PROBLEM TO WORK ON
In the records below, work out how many lines hold the word "text". Report the number alone.

(Data entries)
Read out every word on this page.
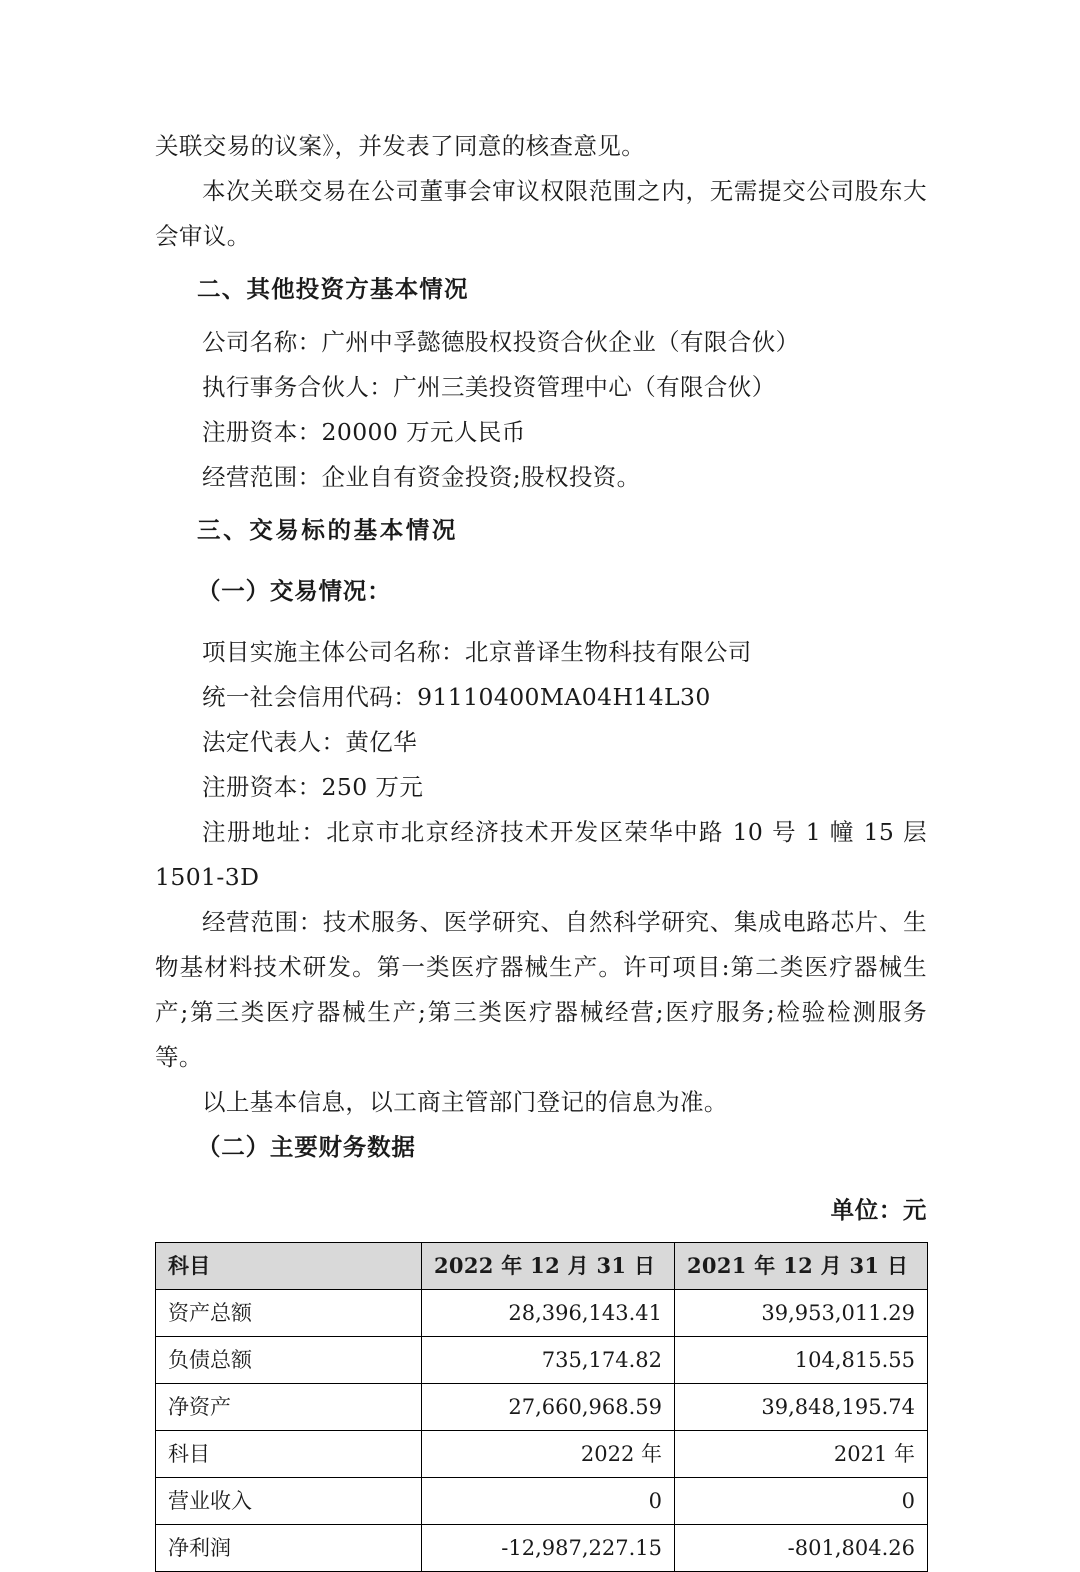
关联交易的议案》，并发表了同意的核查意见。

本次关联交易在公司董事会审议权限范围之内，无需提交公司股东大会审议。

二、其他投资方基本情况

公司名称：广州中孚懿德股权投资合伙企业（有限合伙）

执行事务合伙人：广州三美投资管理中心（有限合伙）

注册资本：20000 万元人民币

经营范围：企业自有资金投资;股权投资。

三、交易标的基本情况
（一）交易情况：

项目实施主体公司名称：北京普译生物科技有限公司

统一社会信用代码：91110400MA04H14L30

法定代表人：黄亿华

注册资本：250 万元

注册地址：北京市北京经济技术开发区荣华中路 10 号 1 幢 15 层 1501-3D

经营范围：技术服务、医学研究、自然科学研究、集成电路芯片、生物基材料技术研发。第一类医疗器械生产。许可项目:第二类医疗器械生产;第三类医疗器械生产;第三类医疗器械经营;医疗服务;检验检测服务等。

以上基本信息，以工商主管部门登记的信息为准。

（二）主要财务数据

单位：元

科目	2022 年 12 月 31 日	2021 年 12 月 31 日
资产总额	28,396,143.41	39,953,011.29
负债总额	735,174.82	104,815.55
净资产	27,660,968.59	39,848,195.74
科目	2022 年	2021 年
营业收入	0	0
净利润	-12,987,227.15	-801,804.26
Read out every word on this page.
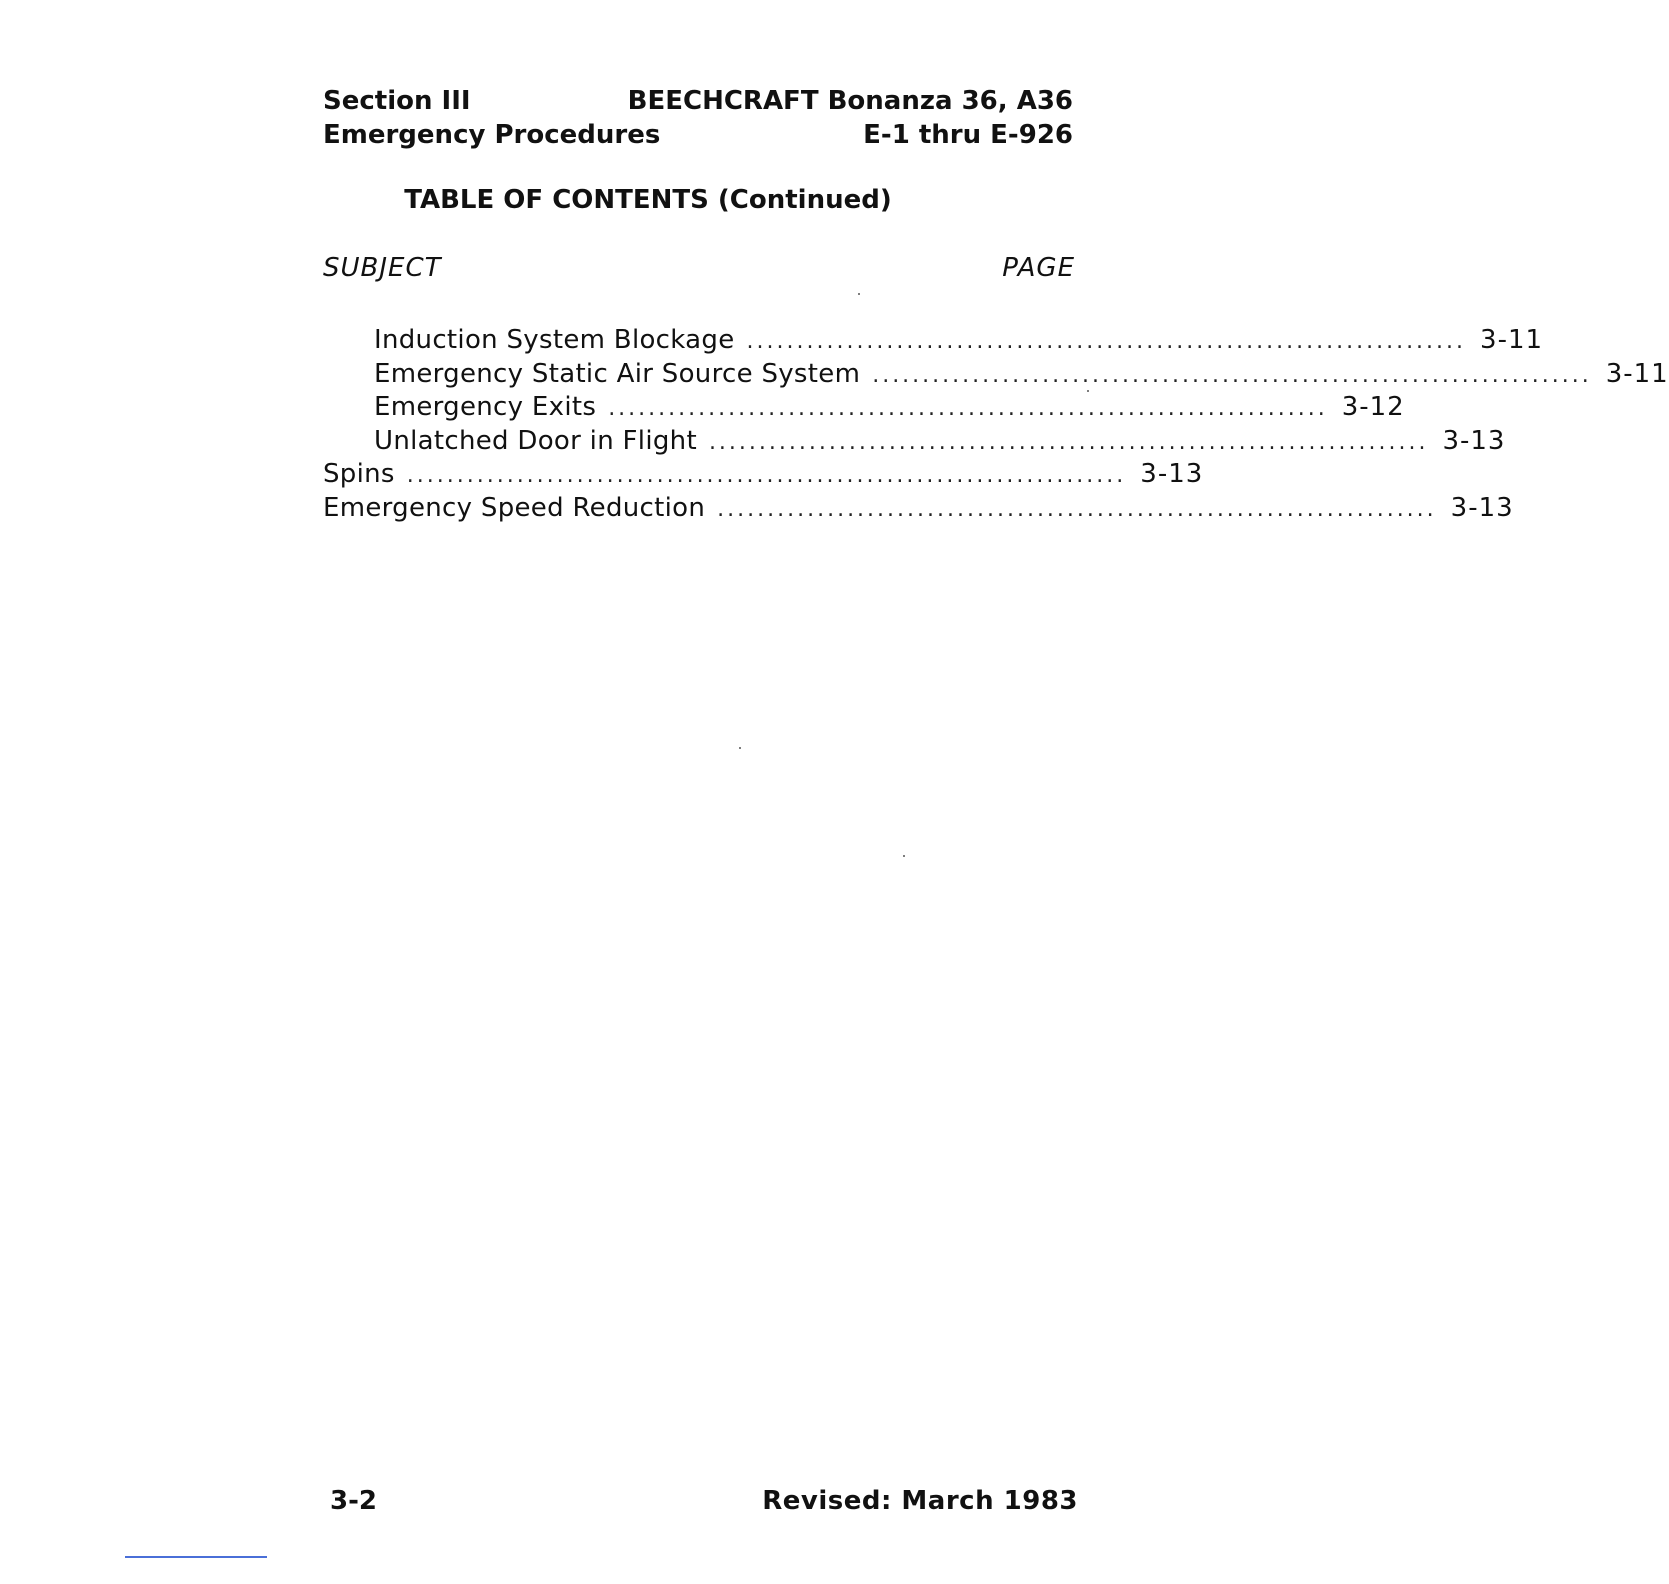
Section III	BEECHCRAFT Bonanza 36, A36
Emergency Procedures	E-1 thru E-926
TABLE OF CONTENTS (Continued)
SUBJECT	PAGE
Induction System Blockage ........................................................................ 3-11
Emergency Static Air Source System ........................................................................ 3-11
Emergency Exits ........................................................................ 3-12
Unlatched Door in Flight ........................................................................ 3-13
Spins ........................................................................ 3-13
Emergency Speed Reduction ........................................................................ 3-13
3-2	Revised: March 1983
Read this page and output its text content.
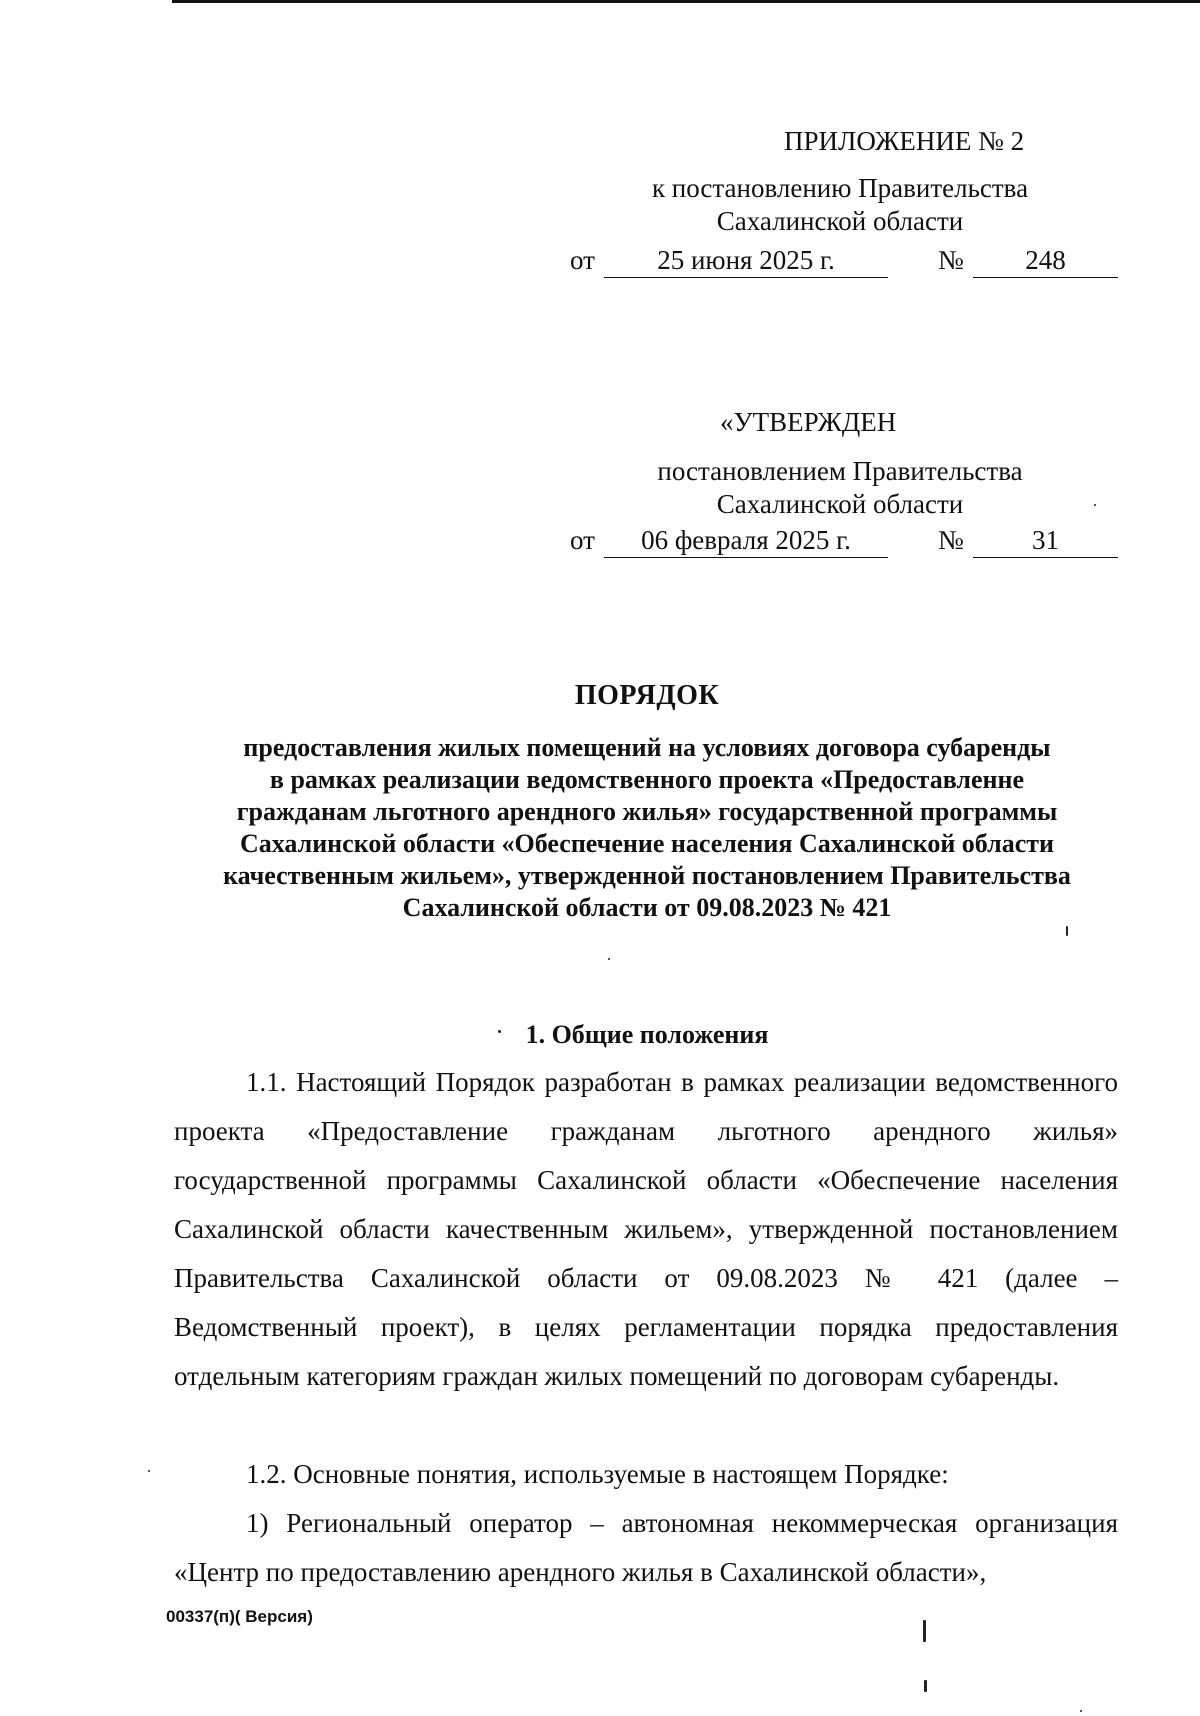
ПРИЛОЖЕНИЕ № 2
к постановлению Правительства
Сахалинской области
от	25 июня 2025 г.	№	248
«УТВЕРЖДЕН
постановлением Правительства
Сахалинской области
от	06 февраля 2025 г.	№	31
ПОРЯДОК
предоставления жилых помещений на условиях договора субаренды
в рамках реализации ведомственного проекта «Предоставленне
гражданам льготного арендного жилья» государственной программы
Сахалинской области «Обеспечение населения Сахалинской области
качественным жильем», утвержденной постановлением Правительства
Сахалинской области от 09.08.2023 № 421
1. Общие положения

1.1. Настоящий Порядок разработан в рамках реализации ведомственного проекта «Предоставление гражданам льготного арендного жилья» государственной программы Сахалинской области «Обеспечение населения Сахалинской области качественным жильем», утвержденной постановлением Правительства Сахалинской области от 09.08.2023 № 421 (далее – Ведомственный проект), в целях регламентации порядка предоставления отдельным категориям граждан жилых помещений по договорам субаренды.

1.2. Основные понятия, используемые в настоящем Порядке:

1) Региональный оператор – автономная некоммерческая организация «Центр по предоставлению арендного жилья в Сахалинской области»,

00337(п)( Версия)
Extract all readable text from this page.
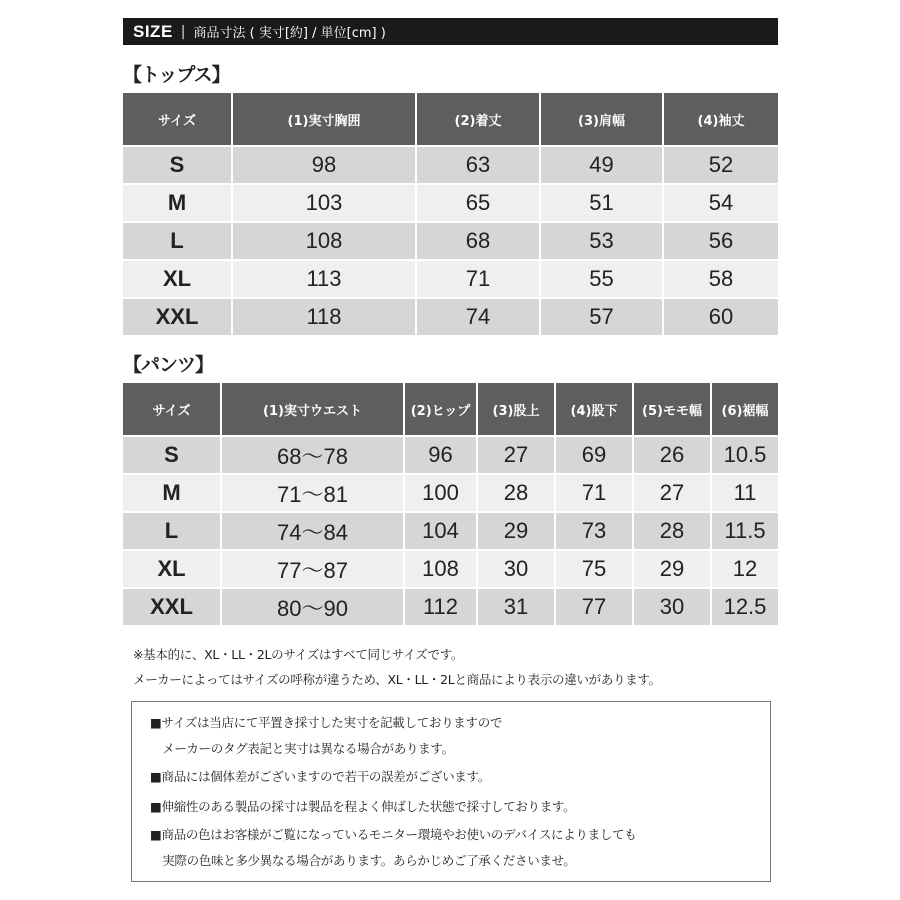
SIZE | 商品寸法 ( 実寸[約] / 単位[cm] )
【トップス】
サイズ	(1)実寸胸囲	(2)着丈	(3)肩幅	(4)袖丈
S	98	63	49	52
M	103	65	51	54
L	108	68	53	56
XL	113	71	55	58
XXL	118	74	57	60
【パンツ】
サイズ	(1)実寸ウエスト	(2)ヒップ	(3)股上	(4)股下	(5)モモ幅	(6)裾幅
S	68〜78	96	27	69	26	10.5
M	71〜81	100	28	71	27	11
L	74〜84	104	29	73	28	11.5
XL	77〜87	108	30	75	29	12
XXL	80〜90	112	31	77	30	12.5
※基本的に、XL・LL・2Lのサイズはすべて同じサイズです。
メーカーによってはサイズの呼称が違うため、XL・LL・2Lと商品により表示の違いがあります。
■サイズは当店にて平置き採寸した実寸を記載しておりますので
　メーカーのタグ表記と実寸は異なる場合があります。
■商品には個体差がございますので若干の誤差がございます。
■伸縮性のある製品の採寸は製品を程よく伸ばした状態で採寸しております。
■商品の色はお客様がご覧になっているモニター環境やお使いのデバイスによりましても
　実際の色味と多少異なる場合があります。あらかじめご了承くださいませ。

ANSWER TO THIS PROBLEM
2